Part of a data file:
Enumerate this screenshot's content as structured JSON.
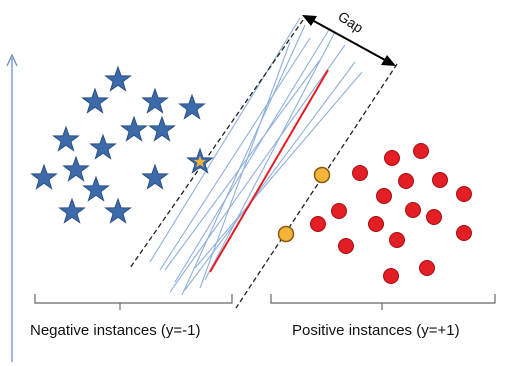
{
  "gap_label": "Gap",
  "negative_label": "Negative instances (y=-1)",
  "positive_label": "Positive instances (y=+1)",
  "colors": {
    "star_fill": "#3d6aa8",
    "star_stroke": "#2a4f85",
    "circle_fill": "#e31e24",
    "circle_stroke": "#a50f13",
    "support_fill": "#f4b43c",
    "support_stroke": "#8a5a10",
    "candidate_line": "#8fb0dc",
    "optimal_line": "#e31e24",
    "margin_line": "#222222",
    "axis": "#6a8fc7",
    "bracket": "#666666"
  },
  "icons": {
    "negative_marker": "star-icon",
    "positive_marker": "circle-icon"
  }
}
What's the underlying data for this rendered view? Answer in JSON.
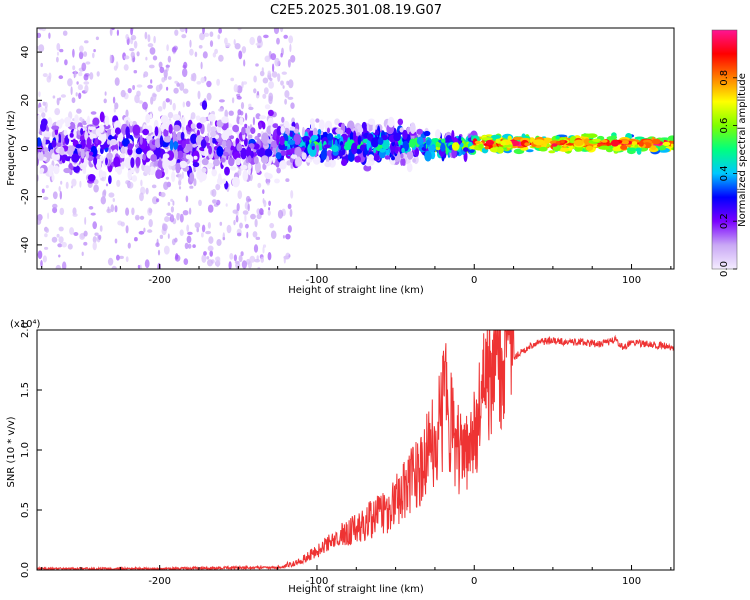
{
  "title": "C2E5.2025.301.08.19.G07",
  "chart_data": [
    {
      "type": "heatmap",
      "name": "spectrogram",
      "xlabel": "Height of straight line (km)",
      "ylabel": "Frequency (Hz)",
      "xlim": [
        -278,
        127
      ],
      "ylim": [
        -50,
        50
      ],
      "xticks": [
        -200,
        -100,
        0,
        100
      ],
      "yticks": [
        -40,
        -20,
        0,
        20,
        40
      ],
      "colorbar": {
        "label": "Normalized spectral amplitude",
        "range": [
          0,
          1
        ],
        "ticks": [
          0.0,
          0.2,
          0.4,
          0.6,
          0.8
        ],
        "tick_labels": [
          "0.0",
          "0.2",
          "0.4",
          "0.6",
          "0.8"
        ],
        "colormap": [
          "#f4ecff",
          "#c9a8f5",
          "#7a00ff",
          "#0000ff",
          "#00c8ff",
          "#00ff7f",
          "#7fff00",
          "#ffff00",
          "#ff8000",
          "#ff0000",
          "#ff1493"
        ]
      },
      "ridge": {
        "description": "dominant frequency band around 0 Hz",
        "segments": [
          {
            "x_from": -278,
            "x_to": -125,
            "center_hz": 1,
            "spread_hz": 6,
            "level": 0.2,
            "scatter": "wide noise from -50 to 50 Hz"
          },
          {
            "x_from": -125,
            "x_to": -30,
            "center_hz": 2,
            "spread_hz": 4,
            "level": 0.4
          },
          {
            "x_from": -30,
            "x_to": 0,
            "center_hz": 1,
            "spread_hz": 2,
            "level": 0.55
          },
          {
            "x_from": 0,
            "x_to": 127,
            "center_hz": 2,
            "spread_hz": 1.5,
            "level": 0.85
          }
        ]
      }
    },
    {
      "type": "line",
      "name": "snr",
      "xlabel": "Height of straight line (km)",
      "ylabel": "SNR (10 * v/v)",
      "y_multiplier": "(x10⁴)",
      "xlim": [
        -278,
        127
      ],
      "ylim": [
        0,
        2
      ],
      "xticks": [
        -200,
        -100,
        0,
        100
      ],
      "yticks": [
        0.0,
        0.5,
        1.0,
        1.5,
        2.0
      ],
      "ytick_labels": [
        "0.0",
        "0.5",
        "1.0",
        "1.5",
        "2.0"
      ],
      "color": "#ee3333",
      "series": [
        {
          "name": "SNR",
          "x": [
            -278,
            -250,
            -200,
            -150,
            -125,
            -115,
            -105,
            -95,
            -85,
            -75,
            -65,
            -55,
            -45,
            -35,
            -28,
            -22,
            -18,
            -12,
            -6,
            0,
            5,
            10,
            15,
            20,
            30,
            40,
            50,
            60,
            70,
            80,
            90,
            95,
            100,
            110,
            120,
            127
          ],
          "y": [
            0.01,
            0.01,
            0.01,
            0.02,
            0.02,
            0.04,
            0.1,
            0.17,
            0.24,
            0.3,
            0.36,
            0.42,
            0.55,
            0.7,
            0.85,
            1.05,
            1.2,
            0.9,
            0.75,
            1.0,
            1.2,
            1.4,
            1.55,
            1.7,
            1.82,
            1.9,
            1.91,
            1.9,
            1.9,
            1.88,
            1.92,
            1.85,
            1.9,
            1.88,
            1.87,
            1.85
          ]
        }
      ]
    }
  ]
}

■ Exercise ■
Print out the whole of the material word for word, without pictures.

■ Reply to the exercise ■
Enumerate this screenshot's content as structured JSON.
{
  "gap_label": "Gap",
  "negative_label": "Negative instances (y=-1)",
  "positive_label": "Positive instances (y=+1)",
  "colors": {
    "star_fill": "#3d6aa8",
    "star_stroke": "#2a4f85",
    "circle_fill": "#e31e24",
    "circle_stroke": "#a50f13",
    "support_fill": "#f4b43c",
    "support_stroke": "#8a5a10",
    "candidate_line": "#8fb0dc",
    "optimal_line": "#e31e24",
    "margin_line": "#222222",
    "axis": "#6a8fc7",
    "bracket": "#666666"
  },
  "icons": {
    "negative_marker": "star-icon",
    "positive_marker": "circle-icon"
  }
}
What's the underlying data for this rendered view? Answer in JSON.
{
  "title": "C2E5.2025.301.08.19.G07",
  "chart_data": [
    {
      "type": "heatmap",
      "name": "spectrogram",
      "xlabel": "Height of straight line (km)",
      "ylabel": "Frequency (Hz)",
      "xlim": [
        -278,
        127
      ],
      "ylim": [
        -50,
        50
      ],
      "xticks": [
        -200,
        -100,
        0,
        100
      ],
      "yticks": [
        -40,
        -20,
        0,
        20,
        40
      ],
      "colorbar": {
        "label": "Normalized spectral amplitude",
        "range": [
          0,
          1
        ],
        "ticks": [
          0.0,
          0.2,
          0.4,
          0.6,
          0.8
        ],
        "tick_labels": [
          "0.0",
          "0.2",
          "0.4",
          "0.6",
          "0.8"
        ],
        "colormap": [
          "#f4ecff",
          "#c9a8f5",
          "#7a00ff",
          "#0000ff",
          "#00c8ff",
          "#00ff7f",
          "#7fff00",
          "#ffff00",
          "#ff8000",
          "#ff0000",
          "#ff1493"
        ]
      },
      "ridge": {
        "description": "dominant frequency band around 0 Hz",
        "segments": [
          {
            "x_from": -278,
            "x_to": -125,
            "center_hz": 1,
            "spread_hz": 6,
            "level": 0.2,
            "scatter": "wide noise from -50 to 50 Hz"
          },
          {
            "x_from": -125,
            "x_to": -30,
            "center_hz": 2,
            "spread_hz": 4,
            "level": 0.4
          },
          {
            "x_from": -30,
            "x_to": 0,
            "center_hz": 1,
            "spread_hz": 2,
            "level": 0.55
          },
          {
            "x_from": 0,
            "x_to": 127,
            "center_hz": 2,
            "spread_hz": 1.5,
            "level": 0.85
          }
        ]
      }
    },
    {
      "type": "line",
      "name": "snr",
      "xlabel": "Height of straight line (km)",
      "ylabel": "SNR (10 * v/v)",
      "y_multiplier": "(x10⁴)",
      "xlim": [
        -278,
        127
      ],
      "ylim": [
        0,
        2
      ],
      "xticks": [
        -200,
        -100,
        0,
        100
      ],
      "yticks": [
        0.0,
        0.5,
        1.0,
        1.5,
        2.0
      ],
      "ytick_labels": [
        "0.0",
        "0.5",
        "1.0",
        "1.5",
        "2.0"
      ],
      "color": "#ee3333",
      "series": [
        {
          "name": "SNR",
          "x": [
            -278,
            -250,
            -200,
            -150,
            -125,
            -115,
            -105,
            -95,
            -85,
            -75,
            -65,
            -55,
            -45,
            -35,
            -28,
            -22,
            -18,
            -12,
            -6,
            0,
            5,
            10,
            15,
            20,
            30,
            40,
            50,
            60,
            70,
            80,
            90,
            95,
            100,
            110,
            120,
            127
          ],
          "y": [
            0.01,
            0.01,
            0.01,
            0.02,
            0.02,
            0.04,
            0.1,
            0.17,
            0.24,
            0.3,
            0.36,
            0.42,
            0.55,
            0.7,
            0.85,
            1.05,
            1.2,
            0.9,
            0.75,
            1.0,
            1.2,
            1.4,
            1.55,
            1.7,
            1.82,
            1.9,
            1.91,
            1.9,
            1.9,
            1.88,
            1.92,
            1.85,
            1.9,
            1.88,
            1.87,
            1.85
          ]
        }
      ]
    }
  ]
}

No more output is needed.